--- START EXERCISE MATERIALS ---

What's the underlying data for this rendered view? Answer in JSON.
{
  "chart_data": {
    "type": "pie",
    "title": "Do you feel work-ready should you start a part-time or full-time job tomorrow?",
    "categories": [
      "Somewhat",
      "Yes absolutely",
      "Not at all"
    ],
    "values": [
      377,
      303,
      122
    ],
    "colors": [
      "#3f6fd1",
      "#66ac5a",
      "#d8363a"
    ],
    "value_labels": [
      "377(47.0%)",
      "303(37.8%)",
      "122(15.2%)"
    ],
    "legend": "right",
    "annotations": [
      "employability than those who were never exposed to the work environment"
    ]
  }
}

--- END EXERCISE MATERIALS ---

== PROBLEM STATEMENT ==
Give only the number of lines in the entries that contain "work".

== EXERCISE ANSWER ==
2